=== Data extract ===

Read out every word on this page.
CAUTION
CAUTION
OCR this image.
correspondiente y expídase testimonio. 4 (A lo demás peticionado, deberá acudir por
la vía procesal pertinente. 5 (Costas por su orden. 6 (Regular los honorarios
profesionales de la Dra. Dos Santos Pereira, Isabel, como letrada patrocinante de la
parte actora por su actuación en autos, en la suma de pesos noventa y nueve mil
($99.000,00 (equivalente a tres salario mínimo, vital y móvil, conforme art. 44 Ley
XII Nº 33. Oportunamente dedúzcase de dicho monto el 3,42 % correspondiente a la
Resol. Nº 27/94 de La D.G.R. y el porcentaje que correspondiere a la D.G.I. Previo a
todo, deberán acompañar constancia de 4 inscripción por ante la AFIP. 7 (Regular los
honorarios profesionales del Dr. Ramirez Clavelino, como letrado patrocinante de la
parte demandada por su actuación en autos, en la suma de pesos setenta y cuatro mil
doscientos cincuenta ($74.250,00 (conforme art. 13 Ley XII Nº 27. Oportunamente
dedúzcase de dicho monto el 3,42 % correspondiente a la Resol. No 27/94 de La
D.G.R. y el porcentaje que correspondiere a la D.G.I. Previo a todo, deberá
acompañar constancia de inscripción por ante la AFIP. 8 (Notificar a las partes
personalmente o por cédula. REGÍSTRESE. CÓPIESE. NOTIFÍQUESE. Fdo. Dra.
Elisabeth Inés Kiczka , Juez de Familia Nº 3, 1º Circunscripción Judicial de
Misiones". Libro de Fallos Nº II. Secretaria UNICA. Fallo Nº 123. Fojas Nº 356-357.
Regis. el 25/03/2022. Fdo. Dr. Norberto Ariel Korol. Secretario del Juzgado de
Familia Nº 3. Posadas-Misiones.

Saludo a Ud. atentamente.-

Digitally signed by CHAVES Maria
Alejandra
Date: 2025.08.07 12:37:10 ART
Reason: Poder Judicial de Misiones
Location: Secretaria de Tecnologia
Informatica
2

===

Please reproduce each record precisely as written.

■ Complete response ■
Read out every word on this page.
CAUTION
CAUTION
OCR this image.
correspondiente y expídase testimonio. 4 (A lo demás peticionado, deberá acudir por
la vía procesal pertinente. 5 (Costas por su orden. 6 (Regular los honorarios
profesionales de la Dra. Dos Santos Pereira, Isabel, como letrada patrocinante de la
parte actora por su actuación en autos, en la suma de pesos noventa y nueve mil
($99.000,00 (equivalente a tres salario mínimo, vital y móvil, conforme art. 44 Ley
XII Nº 33. Oportunamente dedúzcase de dicho monto el 3,42 % correspondiente a la
Resol. Nº 27/94 de La D.G.R. y el porcentaje que correspondiere a la D.G.I. Previo a
todo, deberán acompañar constancia de 4 inscripción por ante la AFIP. 7 (Regular los
honorarios profesionales del Dr. Ramirez Clavelino, como letrado patrocinante de la
parte demandada por su actuación en autos, en la suma de pesos setenta y cuatro mil
doscientos cincuenta ($74.250,00 (conforme art. 13 Ley XII Nº 27. Oportunamente
dedúzcase de dicho monto el 3,42 % correspondiente a la Resol. No 27/94 de La
D.G.R. y el porcentaje que correspondiere a la D.G.I. Previo a todo, deberá
acompañar constancia de inscripción por ante la AFIP. 8 (Notificar a las partes
personalmente o por cédula. REGÍSTRESE. CÓPIESE. NOTIFÍQUESE. Fdo. Dra.
Elisabeth Inés Kiczka , Juez de Familia Nº 3, 1º Circunscripción Judicial de
Misiones". Libro de Fallos Nº II. Secretaria UNICA. Fallo Nº 123. Fojas Nº 356-357.
Regis. el 25/03/2022. Fdo. Dr. Norberto Ariel Korol. Secretario del Juzgado de
Familia Nº 3. Posadas-Misiones.

Saludo a Ud. atentamente.-

Digitally signed by CHAVES Maria
Alejandra
Date: 2025.08.07 12:37:10 ART
Reason: Poder Judicial de Misiones
Location: Secretaria de Tecnologia
Informatica
2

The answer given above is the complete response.